:: What you are asked to do ::
Skip the pictures. Copy all the rest of the records down exactly.
── Supplied material ──
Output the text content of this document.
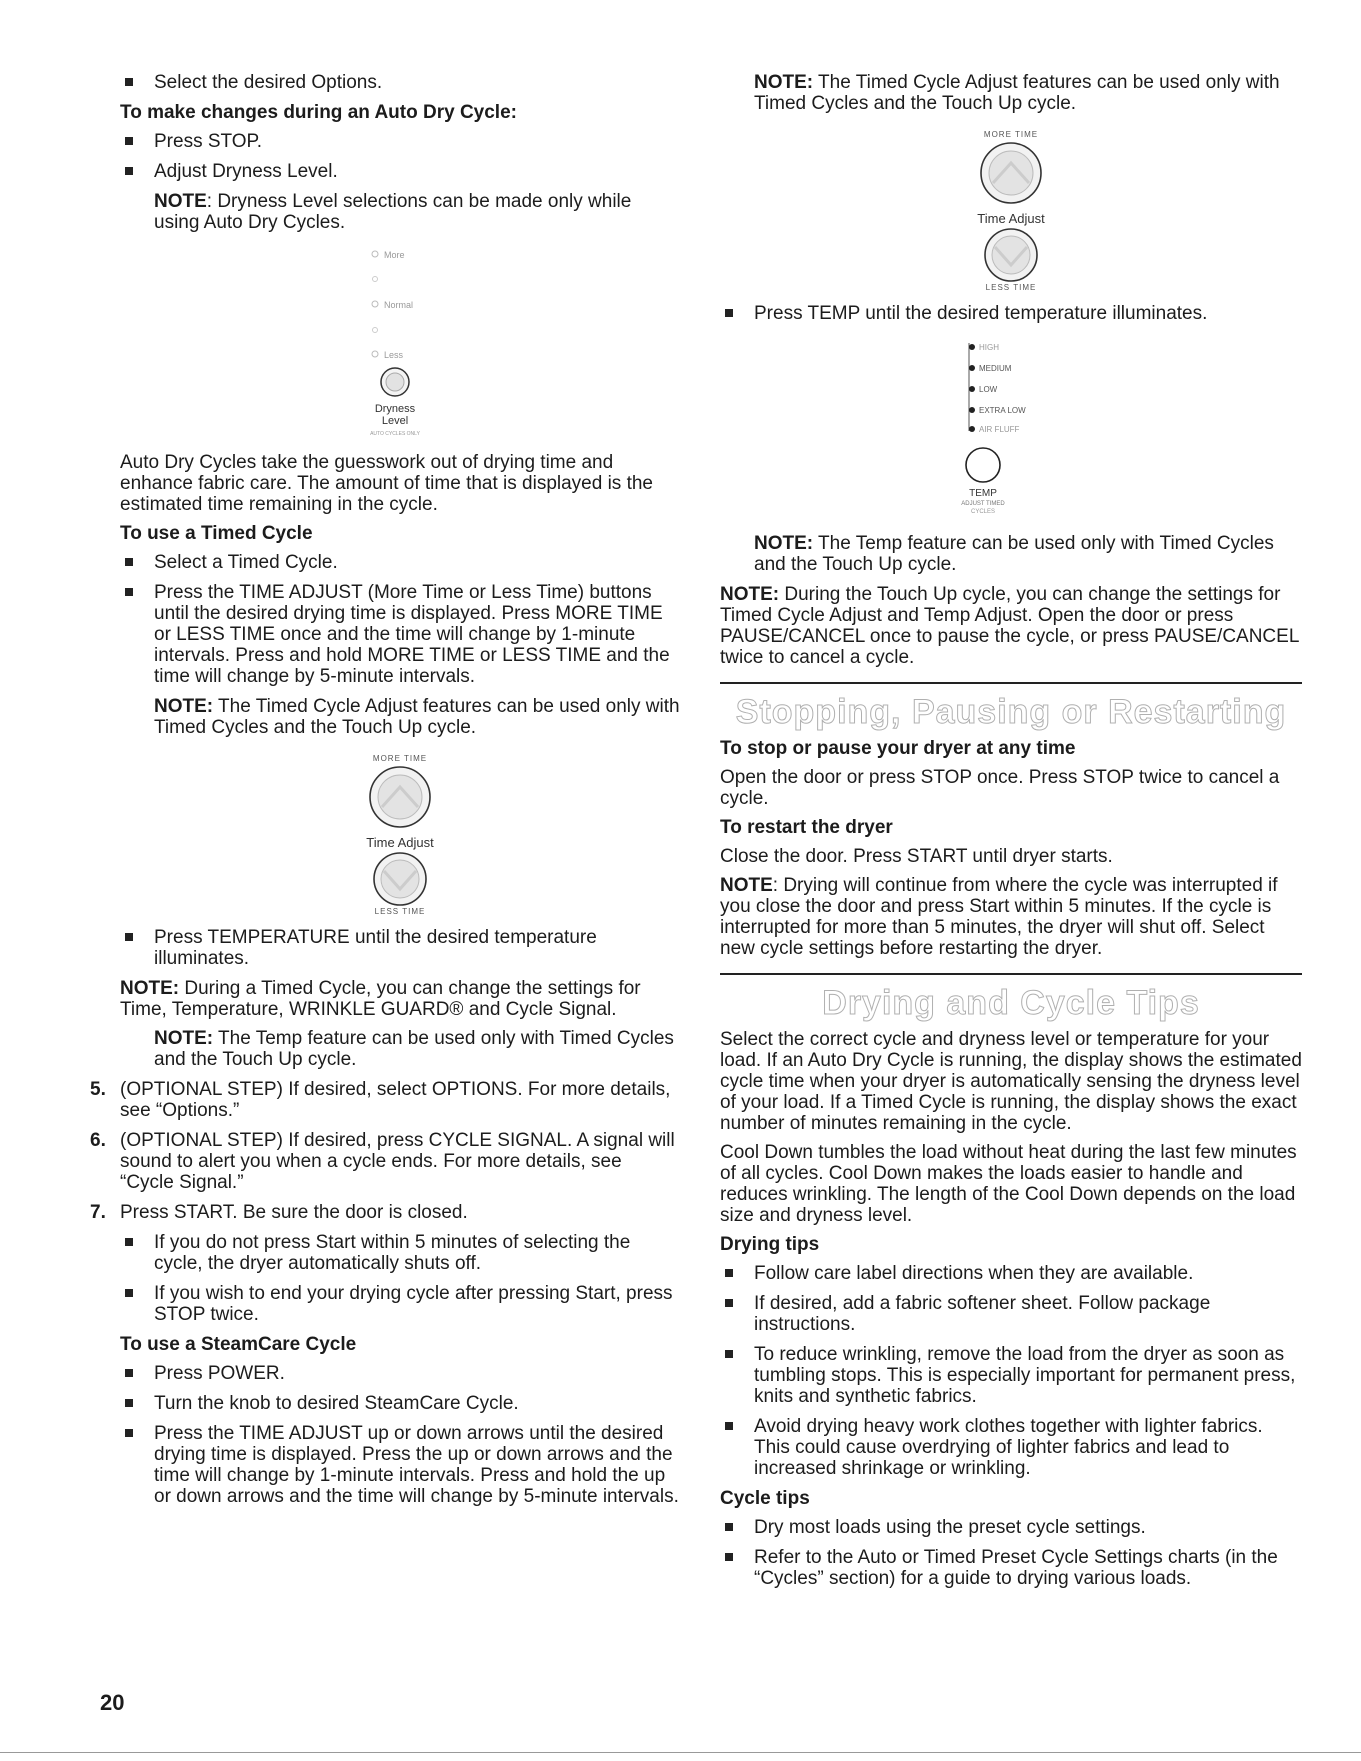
Select the desired Options.
To make changes during an Auto Dry Cycle:
Press STOP.
Adjust Dryness Level.
NOTE: Dryness Level selections can be made only while using Auto Dry Cycles.
More
Normal
Less
Dryness
Level
AUTO CYCLES ONLY

Auto Dry Cycles take the guesswork out of drying time and enhance fabric care. The amount of time that is displayed is the estimated time remaining in the cycle.

To use a Timed Cycle
Select a Timed Cycle.
Press the TIME ADJUST (More Time or Less Time) buttons until the desired drying time is displayed. Press MORE TIME or LESS TIME once and the time will change by 1-minute intervals. Press and hold MORE TIME or LESS TIME and the time will change by 5-minute intervals.
NOTE: The Timed Cycle Adjust features can be used only with Timed Cycles and the Touch Up cycle.
MORE TIME
Time Adjust
LESS TIME
Press TEMPERATURE until the desired temperature illuminates.

NOTE: During a Timed Cycle, you can change the settings for Time, Temperature, WRINKLE GUARD® and Cycle Signal.

NOTE: The Temp feature can be used only with Timed Cycles and the Touch Up cycle.
5. (OPTIONAL STEP) If desired, select OPTIONS. For more details, see “Options.”
6. (OPTIONAL STEP) If desired, press CYCLE SIGNAL. A signal will sound to alert you when a cycle ends. For more details, see “Cycle Signal.”
7. Press START. Be sure the door is closed.
If you do not press Start within 5 minutes of selecting the cycle, the dryer automatically shuts off.
If you wish to end your drying cycle after pressing Start, press STOP twice.
To use a SteamCare Cycle
Press POWER.
Turn the knob to desired SteamCare Cycle.
Press the TIME ADJUST up or down arrows until the desired drying time is displayed. Press the up or down arrows and the time will change by 1-minute intervals. Press and hold the up or down arrows and the time will change by 5-minute intervals.
NOTE: The Timed Cycle Adjust features can be used only with Timed Cycles and the Touch Up cycle.
MORE TIME
Time Adjust
LESS TIME
Press TEMP until the desired temperature illuminates.
HIGH
MEDIUM
LOW
EXTRA LOW
AIR FLUFF
TEMP
ADJUST TIMED
CYCLES
NOTE: The Temp feature can be used only with Timed Cycles and the Touch Up cycle.

NOTE: During the Touch Up cycle, you can change the settings for Timed Cycle Adjust and Temp Adjust. Open the door or press PAUSE/CANCEL once to pause the cycle, or press PAUSE/CANCEL twice to cancel a cycle.

Stopping, Pausing or Restarting
To stop or pause your dryer at any time

Open the door or press STOP once. Press STOP twice to cancel a cycle.

To restart the dryer

Close the door. Press START until dryer starts.

NOTE: Drying will continue from where the cycle was interrupted if you close the door and press Start within 5 minutes. If the cycle is interrupted for more than 5 minutes, the dryer will shut off. Select new cycle settings before restarting the dryer.

Drying and Cycle Tips

Select the correct cycle and dryness level or temperature for your load. If an Auto Dry Cycle is running, the display shows the estimated cycle time when your dryer is automatically sensing the dryness level of your load. If a Timed Cycle is running, the display shows the exact number of minutes remaining in the cycle.

Cool Down tumbles the load without heat during the last few minutes of all cycles. Cool Down makes the loads easier to handle and reduces wrinkling. The length of the Cool Down depends on the load size and dryness level.

Drying tips
Follow care label directions when they are available.
If desired, add a fabric softener sheet. Follow package instructions.
To reduce wrinkling, remove the load from the dryer as soon as tumbling stops. This is especially important for permanent press, knits and synthetic fabrics.
Avoid drying heavy work clothes together with lighter fabrics. This could cause overdrying of lighter fabrics and lead to increased shrinkage or wrinkling.
Cycle tips
Dry most loads using the preset cycle settings.
Refer to the Auto or Timed Preset Cycle Settings charts (in the “Cycles” section) for a guide to drying various loads.
20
───
:: Expected answer ::
Output the text content of this document.
Select the desired Options.
To make changes during an Auto Dry Cycle:
Press STOP.
Adjust Dryness Level.
NOTE: Dryness Level selections can be made only while using Auto Dry Cycles.
More
Normal
Less
Dryness
Level
AUTO CYCLES ONLY

Auto Dry Cycles take the guesswork out of drying time and enhance fabric care. The amount of time that is displayed is the estimated time remaining in the cycle.

To use a Timed Cycle
Select a Timed Cycle.
Press the TIME ADJUST (More Time or Less Time) buttons until the desired drying time is displayed. Press MORE TIME or LESS TIME once and the time will change by 1-minute intervals. Press and hold MORE TIME or LESS TIME and the time will change by 5-minute intervals.
NOTE: The Timed Cycle Adjust features can be used only with Timed Cycles and the Touch Up cycle.
MORE TIME
Time Adjust
LESS TIME
Press TEMPERATURE until the desired temperature illuminates.

NOTE: During a Timed Cycle, you can change the settings for Time, Temperature, WRINKLE GUARD® and Cycle Signal.

NOTE: The Temp feature can be used only with Timed Cycles and the Touch Up cycle.
5. (OPTIONAL STEP) If desired, select OPTIONS. For more details, see “Options.”
6. (OPTIONAL STEP) If desired, press CYCLE SIGNAL. A signal will sound to alert you when a cycle ends. For more details, see “Cycle Signal.”
7. Press START. Be sure the door is closed.
If you do not press Start within 5 minutes of selecting the cycle, the dryer automatically shuts off.
If you wish to end your drying cycle after pressing Start, press STOP twice.
To use a SteamCare Cycle
Press POWER.
Turn the knob to desired SteamCare Cycle.
Press the TIME ADJUST up or down arrows until the desired drying time is displayed. Press the up or down arrows and the time will change by 1-minute intervals. Press and hold the up or down arrows and the time will change by 5-minute intervals.
NOTE: The Timed Cycle Adjust features can be used only with Timed Cycles and the Touch Up cycle.
MORE TIME
Time Adjust
LESS TIME
Press TEMP until the desired temperature illuminates.
HIGH
MEDIUM
LOW
EXTRA LOW
AIR FLUFF
TEMP
ADJUST TIMED
CYCLES
NOTE: The Temp feature can be used only with Timed Cycles and the Touch Up cycle.

NOTE: During the Touch Up cycle, you can change the settings for Timed Cycle Adjust and Temp Adjust. Open the door or press PAUSE/CANCEL once to pause the cycle, or press PAUSE/CANCEL twice to cancel a cycle.

Stopping, Pausing or Restarting
To stop or pause your dryer at any time

Open the door or press STOP once. Press STOP twice to cancel a cycle.

To restart the dryer

Close the door. Press START until dryer starts.

NOTE: Drying will continue from where the cycle was interrupted if you close the door and press Start within 5 minutes. If the cycle is interrupted for more than 5 minutes, the dryer will shut off. Select new cycle settings before restarting the dryer.

Drying and Cycle Tips

Select the correct cycle and dryness level or temperature for your load. If an Auto Dry Cycle is running, the display shows the estimated cycle time when your dryer is automatically sensing the dryness level of your load. If a Timed Cycle is running, the display shows the exact number of minutes remaining in the cycle.

Cool Down tumbles the load without heat during the last few minutes of all cycles. Cool Down makes the loads easier to handle and reduces wrinkling. The length of the Cool Down depends on the load size and dryness level.

Drying tips
Follow care label directions when they are available.
If desired, add a fabric softener sheet. Follow package instructions.
To reduce wrinkling, remove the load from the dryer as soon as tumbling stops. This is especially important for permanent press, knits and synthetic fabrics.
Avoid drying heavy work clothes together with lighter fabrics. This could cause overdrying of lighter fabrics and lead to increased shrinkage or wrinkling.
Cycle tips
Dry most loads using the preset cycle settings.
Refer to the Auto or Timed Preset Cycle Settings charts (in the “Cycles” section) for a guide to drying various loads.
20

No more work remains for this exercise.